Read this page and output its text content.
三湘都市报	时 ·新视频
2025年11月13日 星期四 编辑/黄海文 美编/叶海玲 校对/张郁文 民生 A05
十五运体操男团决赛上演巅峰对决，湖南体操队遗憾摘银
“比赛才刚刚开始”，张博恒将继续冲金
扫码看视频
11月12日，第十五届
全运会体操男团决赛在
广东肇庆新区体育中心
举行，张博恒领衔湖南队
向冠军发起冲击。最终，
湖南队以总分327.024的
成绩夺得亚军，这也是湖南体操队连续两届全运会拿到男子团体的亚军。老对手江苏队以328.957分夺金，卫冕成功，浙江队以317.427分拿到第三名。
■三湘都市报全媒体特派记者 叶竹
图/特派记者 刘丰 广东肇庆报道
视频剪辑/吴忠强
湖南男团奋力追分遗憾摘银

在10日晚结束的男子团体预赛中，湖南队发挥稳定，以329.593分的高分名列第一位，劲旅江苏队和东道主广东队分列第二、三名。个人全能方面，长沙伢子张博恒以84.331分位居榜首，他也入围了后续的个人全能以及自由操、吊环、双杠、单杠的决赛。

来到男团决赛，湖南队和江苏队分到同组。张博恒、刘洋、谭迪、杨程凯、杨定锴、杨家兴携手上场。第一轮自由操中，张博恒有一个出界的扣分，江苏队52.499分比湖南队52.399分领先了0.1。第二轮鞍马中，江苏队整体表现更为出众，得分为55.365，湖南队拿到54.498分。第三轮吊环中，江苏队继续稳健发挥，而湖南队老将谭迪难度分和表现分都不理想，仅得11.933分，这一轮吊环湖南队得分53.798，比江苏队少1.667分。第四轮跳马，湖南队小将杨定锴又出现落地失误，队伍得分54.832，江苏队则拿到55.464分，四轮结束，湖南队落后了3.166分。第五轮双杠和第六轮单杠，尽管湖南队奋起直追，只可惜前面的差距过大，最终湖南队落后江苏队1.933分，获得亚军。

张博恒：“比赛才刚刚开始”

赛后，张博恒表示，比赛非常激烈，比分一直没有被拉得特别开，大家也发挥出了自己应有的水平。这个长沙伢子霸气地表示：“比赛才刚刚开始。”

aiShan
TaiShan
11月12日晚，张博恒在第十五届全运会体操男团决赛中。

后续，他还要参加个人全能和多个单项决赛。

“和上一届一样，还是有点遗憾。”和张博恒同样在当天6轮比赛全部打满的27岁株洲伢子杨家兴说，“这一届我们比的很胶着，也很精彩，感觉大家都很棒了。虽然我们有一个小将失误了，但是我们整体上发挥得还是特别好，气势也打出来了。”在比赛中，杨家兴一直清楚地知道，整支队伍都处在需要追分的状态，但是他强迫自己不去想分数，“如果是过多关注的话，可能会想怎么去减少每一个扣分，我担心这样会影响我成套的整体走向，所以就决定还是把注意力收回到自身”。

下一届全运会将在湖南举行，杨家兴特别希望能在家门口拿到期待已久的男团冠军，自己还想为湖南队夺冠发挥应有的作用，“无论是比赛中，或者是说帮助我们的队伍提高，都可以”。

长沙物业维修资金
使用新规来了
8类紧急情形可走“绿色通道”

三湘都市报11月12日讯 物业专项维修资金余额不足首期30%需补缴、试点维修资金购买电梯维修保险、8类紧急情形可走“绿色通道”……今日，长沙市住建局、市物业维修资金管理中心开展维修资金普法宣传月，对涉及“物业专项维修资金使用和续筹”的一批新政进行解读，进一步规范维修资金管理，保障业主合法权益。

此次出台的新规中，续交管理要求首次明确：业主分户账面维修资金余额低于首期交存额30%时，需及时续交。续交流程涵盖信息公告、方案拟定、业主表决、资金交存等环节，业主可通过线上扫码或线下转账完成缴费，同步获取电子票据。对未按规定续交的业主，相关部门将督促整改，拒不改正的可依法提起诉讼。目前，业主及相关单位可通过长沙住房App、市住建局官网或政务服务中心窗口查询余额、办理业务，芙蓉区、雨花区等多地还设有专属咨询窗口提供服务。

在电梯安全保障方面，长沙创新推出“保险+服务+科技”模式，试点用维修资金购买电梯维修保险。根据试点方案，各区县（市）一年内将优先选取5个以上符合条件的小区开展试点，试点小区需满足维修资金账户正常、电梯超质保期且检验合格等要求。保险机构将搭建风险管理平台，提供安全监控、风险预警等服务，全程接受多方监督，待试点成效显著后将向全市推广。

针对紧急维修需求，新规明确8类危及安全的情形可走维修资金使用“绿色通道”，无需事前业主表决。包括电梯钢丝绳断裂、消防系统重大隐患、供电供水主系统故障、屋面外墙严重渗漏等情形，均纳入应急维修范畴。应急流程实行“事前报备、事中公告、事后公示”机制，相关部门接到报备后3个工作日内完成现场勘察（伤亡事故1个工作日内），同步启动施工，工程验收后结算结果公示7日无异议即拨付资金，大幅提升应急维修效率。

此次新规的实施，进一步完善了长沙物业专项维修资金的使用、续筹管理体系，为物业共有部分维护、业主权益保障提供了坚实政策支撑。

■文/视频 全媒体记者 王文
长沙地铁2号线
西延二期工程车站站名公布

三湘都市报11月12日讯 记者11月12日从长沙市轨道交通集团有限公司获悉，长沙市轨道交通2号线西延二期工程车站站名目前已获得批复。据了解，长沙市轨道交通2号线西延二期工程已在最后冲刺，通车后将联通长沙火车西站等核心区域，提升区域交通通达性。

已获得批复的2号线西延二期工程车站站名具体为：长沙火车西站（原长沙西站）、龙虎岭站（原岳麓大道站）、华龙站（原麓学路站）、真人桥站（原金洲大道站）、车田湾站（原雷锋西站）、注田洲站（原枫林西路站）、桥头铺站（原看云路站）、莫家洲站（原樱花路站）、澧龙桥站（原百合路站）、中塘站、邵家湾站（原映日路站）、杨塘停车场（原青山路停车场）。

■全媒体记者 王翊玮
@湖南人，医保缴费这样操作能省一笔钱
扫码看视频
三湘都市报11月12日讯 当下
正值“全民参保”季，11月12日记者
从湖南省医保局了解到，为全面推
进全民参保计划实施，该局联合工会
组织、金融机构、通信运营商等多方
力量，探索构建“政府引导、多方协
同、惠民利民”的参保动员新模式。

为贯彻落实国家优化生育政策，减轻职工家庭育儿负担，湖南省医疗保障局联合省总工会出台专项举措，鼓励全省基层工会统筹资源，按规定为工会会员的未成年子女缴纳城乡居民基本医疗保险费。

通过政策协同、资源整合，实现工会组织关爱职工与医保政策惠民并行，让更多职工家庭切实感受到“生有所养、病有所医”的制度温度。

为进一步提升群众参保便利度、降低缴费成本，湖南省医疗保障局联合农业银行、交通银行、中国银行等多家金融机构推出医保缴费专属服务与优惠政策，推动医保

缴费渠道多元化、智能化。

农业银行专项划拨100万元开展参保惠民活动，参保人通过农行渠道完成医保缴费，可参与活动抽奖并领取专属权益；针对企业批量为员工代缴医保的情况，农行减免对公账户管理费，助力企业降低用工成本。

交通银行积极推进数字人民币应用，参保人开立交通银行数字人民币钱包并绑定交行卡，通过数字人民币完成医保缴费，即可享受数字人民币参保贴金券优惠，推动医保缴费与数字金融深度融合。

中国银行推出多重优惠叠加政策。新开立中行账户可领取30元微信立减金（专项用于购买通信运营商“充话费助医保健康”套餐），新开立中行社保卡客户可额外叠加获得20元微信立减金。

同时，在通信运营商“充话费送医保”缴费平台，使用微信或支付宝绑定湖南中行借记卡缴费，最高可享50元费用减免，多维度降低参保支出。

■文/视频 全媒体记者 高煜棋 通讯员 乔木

■ ■ ■ ■ ■ ■ ■

Return every entry exactly as given.

Read this page and output its text content.
三湘都市报	时 ·新视频
2025年11月13日 星期四 编辑/黄海文 美编/叶海玲 校对/张郁文 民生 A05
十五运体操男团决赛上演巅峰对决，湖南体操队遗憾摘银
“比赛才刚刚开始”，张博恒将继续冲金
扫码看视频
11月12日，第十五届
全运会体操男团决赛在
广东肇庆新区体育中心
举行，张博恒领衔湖南队
向冠军发起冲击。最终，
湖南队以总分327.024的
成绩夺得亚军，这也是湖南体操队连续两届全运会拿到男子团体的亚军。老对手江苏队以328.957分夺金，卫冕成功，浙江队以317.427分拿到第三名。
■三湘都市报全媒体特派记者 叶竹
图/特派记者 刘丰 广东肇庆报道
视频剪辑/吴忠强
湖南男团奋力追分遗憾摘银

在10日晚结束的男子团体预赛中，湖南队发挥稳定，以329.593分的高分名列第一位，劲旅江苏队和东道主广东队分列第二、三名。个人全能方面，长沙伢子张博恒以84.331分位居榜首，他也入围了后续的个人全能以及自由操、吊环、双杠、单杠的决赛。

来到男团决赛，湖南队和江苏队分到同组。张博恒、刘洋、谭迪、杨程凯、杨定锴、杨家兴携手上场。第一轮自由操中，张博恒有一个出界的扣分，江苏队52.499分比湖南队52.399分领先了0.1。第二轮鞍马中，江苏队整体表现更为出众，得分为55.365，湖南队拿到54.498分。第三轮吊环中，江苏队继续稳健发挥，而湖南队老将谭迪难度分和表现分都不理想，仅得11.933分，这一轮吊环湖南队得分53.798，比江苏队少1.667分。第四轮跳马，湖南队小将杨定锴又出现落地失误，队伍得分54.832，江苏队则拿到55.464分，四轮结束，湖南队落后了3.166分。第五轮双杠和第六轮单杠，尽管湖南队奋起直追，只可惜前面的差距过大，最终湖南队落后江苏队1.933分，获得亚军。

张博恒：“比赛才刚刚开始”

赛后，张博恒表示，比赛非常激烈，比分一直没有被拉得特别开，大家也发挥出了自己应有的水平。这个长沙伢子霸气地表示：“比赛才刚刚开始。”

aiShan
TaiShan
11月12日晚，张博恒在第十五届全运会体操男团决赛中。

后续，他还要参加个人全能和多个单项决赛。

“和上一届一样，还是有点遗憾。”和张博恒同样在当天6轮比赛全部打满的27岁株洲伢子杨家兴说，“这一届我们比的很胶着，也很精彩，感觉大家都很棒了。虽然我们有一个小将失误了，但是我们整体上发挥得还是特别好，气势也打出来了。”在比赛中，杨家兴一直清楚地知道，整支队伍都处在需要追分的状态，但是他强迫自己不去想分数，“如果是过多关注的话，可能会想怎么去减少每一个扣分，我担心这样会影响我成套的整体走向，所以就决定还是把注意力收回到自身”。

下一届全运会将在湖南举行，杨家兴特别希望能在家门口拿到期待已久的男团冠军，自己还想为湖南队夺冠发挥应有的作用，“无论是比赛中，或者是说帮助我们的队伍提高，都可以”。

长沙物业维修资金
使用新规来了
8类紧急情形可走“绿色通道”

三湘都市报11月12日讯 物业专项维修资金余额不足首期30%需补缴、试点维修资金购买电梯维修保险、8类紧急情形可走“绿色通道”……今日，长沙市住建局、市物业维修资金管理中心开展维修资金普法宣传月，对涉及“物业专项维修资金使用和续筹”的一批新政进行解读，进一步规范维修资金管理，保障业主合法权益。

此次出台的新规中，续交管理要求首次明确：业主分户账面维修资金余额低于首期交存额30%时，需及时续交。续交流程涵盖信息公告、方案拟定、业主表决、资金交存等环节，业主可通过线上扫码或线下转账完成缴费，同步获取电子票据。对未按规定续交的业主，相关部门将督促整改，拒不改正的可依法提起诉讼。目前，业主及相关单位可通过长沙住房App、市住建局官网或政务服务中心窗口查询余额、办理业务，芙蓉区、雨花区等多地还设有专属咨询窗口提供服务。

在电梯安全保障方面，长沙创新推出“保险+服务+科技”模式，试点用维修资金购买电梯维修保险。根据试点方案，各区县（市）一年内将优先选取5个以上符合条件的小区开展试点，试点小区需满足维修资金账户正常、电梯超质保期且检验合格等要求。保险机构将搭建风险管理平台，提供安全监控、风险预警等服务，全程接受多方监督，待试点成效显著后将向全市推广。

针对紧急维修需求，新规明确8类危及安全的情形可走维修资金使用“绿色通道”，无需事前业主表决。包括电梯钢丝绳断裂、消防系统重大隐患、供电供水主系统故障、屋面外墙严重渗漏等情形，均纳入应急维修范畴。应急流程实行“事前报备、事中公告、事后公示”机制，相关部门接到报备后3个工作日内完成现场勘察（伤亡事故1个工作日内），同步启动施工，工程验收后结算结果公示7日无异议即拨付资金，大幅提升应急维修效率。

此次新规的实施，进一步完善了长沙物业专项维修资金的使用、续筹管理体系，为物业共有部分维护、业主权益保障提供了坚实政策支撑。

■文/视频 全媒体记者 王文
长沙地铁2号线
西延二期工程车站站名公布

三湘都市报11月12日讯 记者11月12日从长沙市轨道交通集团有限公司获悉，长沙市轨道交通2号线西延二期工程车站站名目前已获得批复。据了解，长沙市轨道交通2号线西延二期工程已在最后冲刺，通车后将联通长沙火车西站等核心区域，提升区域交通通达性。

已获得批复的2号线西延二期工程车站站名具体为：长沙火车西站（原长沙西站）、龙虎岭站（原岳麓大道站）、华龙站（原麓学路站）、真人桥站（原金洲大道站）、车田湾站（原雷锋西站）、注田洲站（原枫林西路站）、桥头铺站（原看云路站）、莫家洲站（原樱花路站）、澧龙桥站（原百合路站）、中塘站、邵家湾站（原映日路站）、杨塘停车场（原青山路停车场）。

■全媒体记者 王翊玮
@湖南人，医保缴费这样操作能省一笔钱
扫码看视频
三湘都市报11月12日讯 当下
正值“全民参保”季，11月12日记者
从湖南省医保局了解到，为全面推
进全民参保计划实施，该局联合工会
组织、金融机构、通信运营商等多方
力量，探索构建“政府引导、多方协
同、惠民利民”的参保动员新模式。

为贯彻落实国家优化生育政策，减轻职工家庭育儿负担，湖南省医疗保障局联合省总工会出台专项举措，鼓励全省基层工会统筹资源，按规定为工会会员的未成年子女缴纳城乡居民基本医疗保险费。

通过政策协同、资源整合，实现工会组织关爱职工与医保政策惠民并行，让更多职工家庭切实感受到“生有所养、病有所医”的制度温度。

为进一步提升群众参保便利度、降低缴费成本，湖南省医疗保障局联合农业银行、交通银行、中国银行等多家金融机构推出医保缴费专属服务与优惠政策，推动医保

缴费渠道多元化、智能化。

农业银行专项划拨100万元开展参保惠民活动，参保人通过农行渠道完成医保缴费，可参与活动抽奖并领取专属权益；针对企业批量为员工代缴医保的情况，农行减免对公账户管理费，助力企业降低用工成本。

交通银行积极推进数字人民币应用，参保人开立交通银行数字人民币钱包并绑定交行卡，通过数字人民币完成医保缴费，即可享受数字人民币参保贴金券优惠，推动医保缴费与数字金融深度融合。

中国银行推出多重优惠叠加政策。新开立中行账户可领取30元微信立减金（专项用于购买通信运营商“充话费助医保健康”套餐），新开立中行社保卡客户可额外叠加获得20元微信立减金。

同时，在通信运营商“充话费送医保”缴费平台，使用微信或支付宝绑定湖南中行借记卡缴费，最高可享50元费用减免，多维度降低参保支出。

■文/视频 全媒体记者 高煜棋 通讯员 乔木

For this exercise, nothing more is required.